■ TASK REQUIREMENTS
The data below should be printed in full, exactly, and without any of its images.
* * * * * * * * *
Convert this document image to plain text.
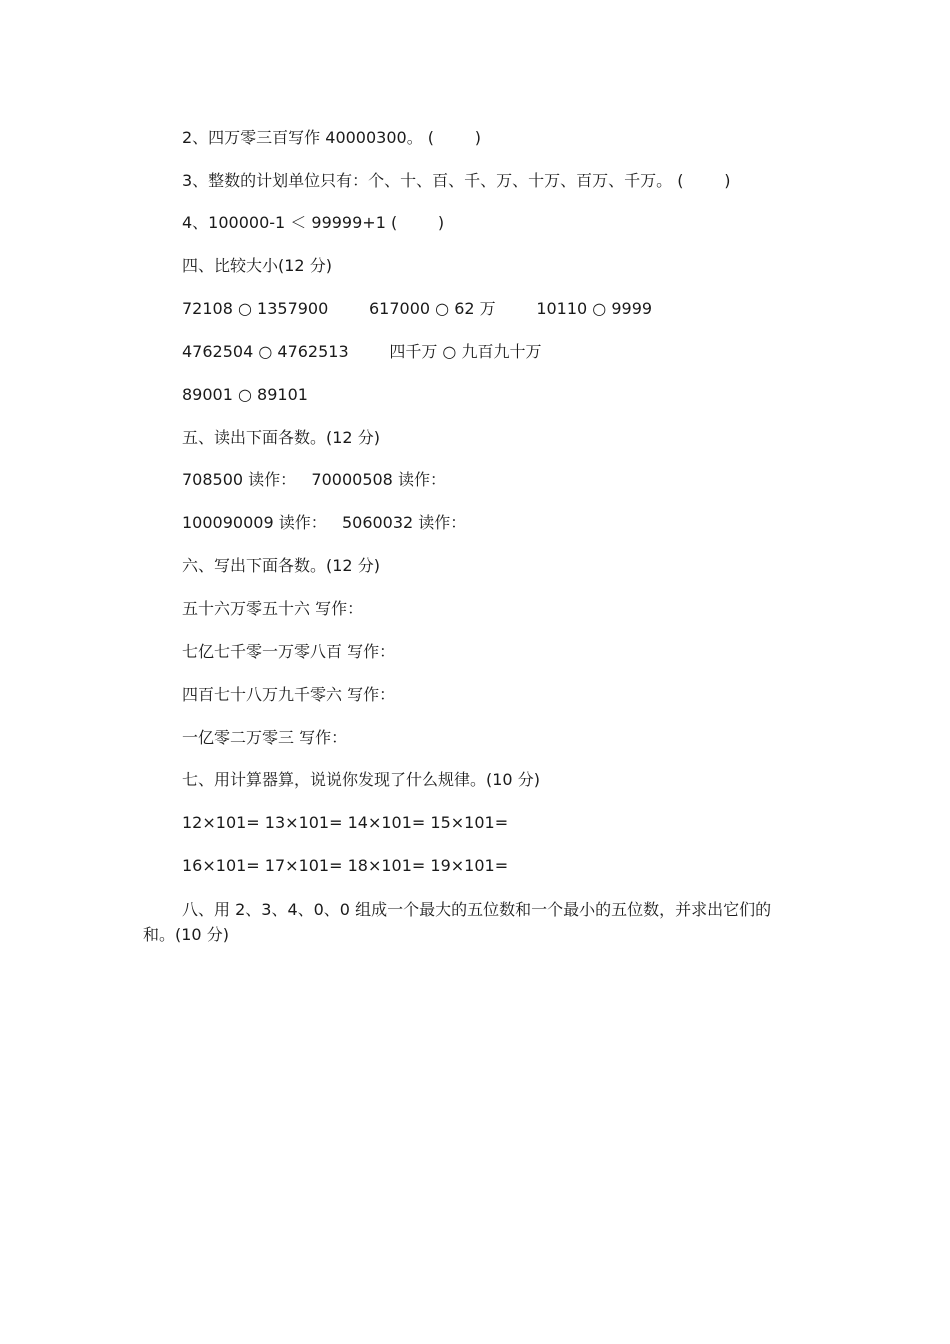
2、四万零三百写作 40000300。 (        )
3、整数的计划单位只有：个、十、百、千、万、十万、百万、千万。 (        )
4、100000-1 ＜ 99999+1 (        )
四、比较大小(12 分)
72108 ○ 1357900        617000 ○ 62 万        10110 ○ 9999
4762504 ○ 4762513        四千万 ○ 九百九十万
89001 ○ 89101
五、读出下面各数。(12 分)
708500 读作：   70000508 读作：
100090009 读作：   5060032 读作：
六、写出下面各数。(12 分)
五十六万零五十六 写作：
七亿七千零一万零八百 写作：
四百七十八万九千零六 写作：
一亿零二万零三 写作：
七、用计算器算，说说你发现了什么规律。(10 分)
12×101= 13×101= 14×101= 15×101=
16×101= 17×101= 18×101= 19×101=
八、用 2、3、4、0、0 组成一个最大的五位数和一个最小的五位数，并求出它们的和。(10 分)
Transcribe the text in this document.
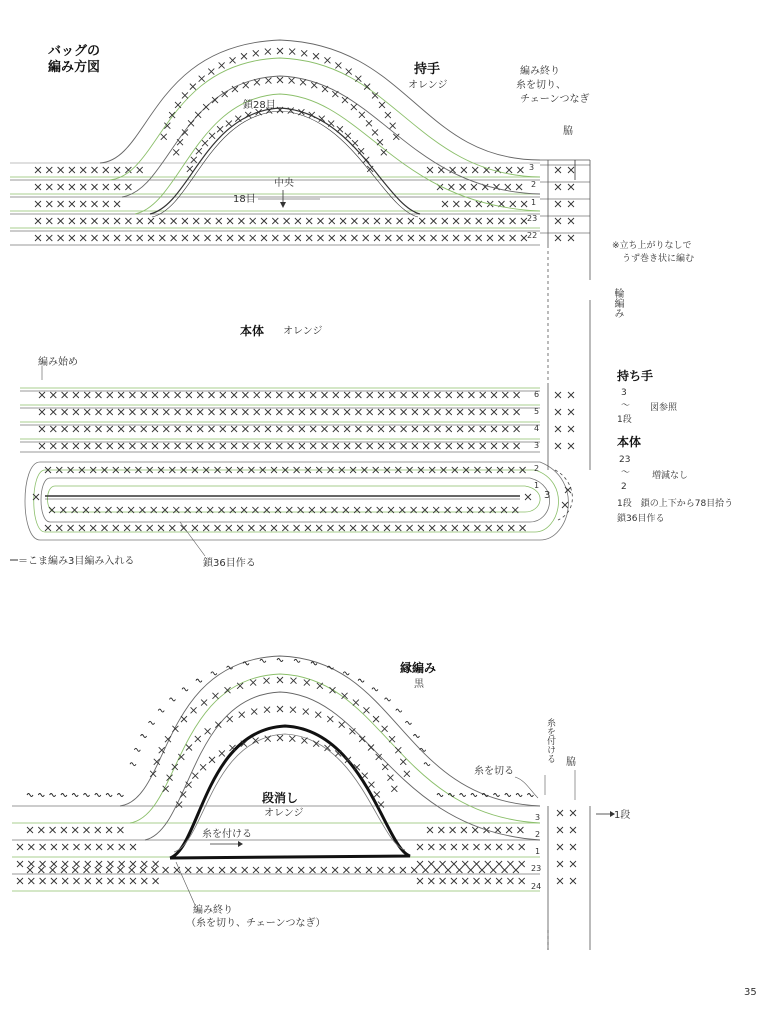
バッグの
編み方図	持手
オレンジ
鎖28目
中央
18目
編み終り
糸を切り、
チェーンつなぎ
脇
3
2
1
23
22
※立ち上がりなしで
うず巻き状に編む
輪編み
本体 オレンジ
編み始め
鎖36目作る
＝こま編み3目編み入れる
6
5
4
3
2
1
3
持ち手
3
〜
1段
図参照
本体
23
〜
2
増減なし
1段　鎖の上下から78目拾う
鎖36目作る
縁編み
黒
糸を付ける 脇
糸を切る
1段
段消し
オレンジ
糸を付ける
編み終り
（糸を切り、チェーンつなぎ）
3
2
1
23
24
35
* * * * * * * * *
■ WRITTEN SOLUTION
Convert this document image to plain text.
2、四万零三百写作 40000300。 (        )
3、整数的计划单位只有：个、十、百、千、万、十万、百万、千万。 (        )
4、100000-1 ＜ 99999+1 (        )
四、比较大小(12 分)
72108 ○ 1357900        617000 ○ 62 万        10110 ○ 9999
4762504 ○ 4762513        四千万 ○ 九百九十万
89001 ○ 89101
五、读出下面各数。(12 分)
708500 读作：   70000508 读作：
100090009 读作：   5060032 读作：
六、写出下面各数。(12 分)
五十六万零五十六 写作：
七亿七千零一万零八百 写作：
四百七十八万九千零六 写作：
一亿零二万零三 写作：
七、用计算器算，说说你发现了什么规律。(10 分)
12×101= 13×101= 14×101= 15×101=
16×101= 17×101= 18×101= 19×101=
八、用 2、3、4、0、0 组成一个最大的五位数和一个最小的五位数，并求出它们的和。(10 分)
Transcribe the text in this document.
バッグの
編み方図	持手
オレンジ
鎖28目
中央
18目
編み終り
糸を切り、
チェーンつなぎ
脇
3
2
1
23
22
※立ち上がりなしで
うず巻き状に編む
輪編み
本体 オレンジ
編み始め
鎖36目作る
＝こま編み3目編み入れる
6
5
4
3
2
1
3
持ち手
3
〜
1段
図参照
本体
23
〜
2
増減なし
1段　鎖の上下から78目拾う
鎖36目作る
縁編み
黒
糸を付ける 脇
糸を切る
1段
段消し
オレンジ
糸を付ける
編み終り
（糸を切り、チェーンつなぎ）
3
2
1
23
24
35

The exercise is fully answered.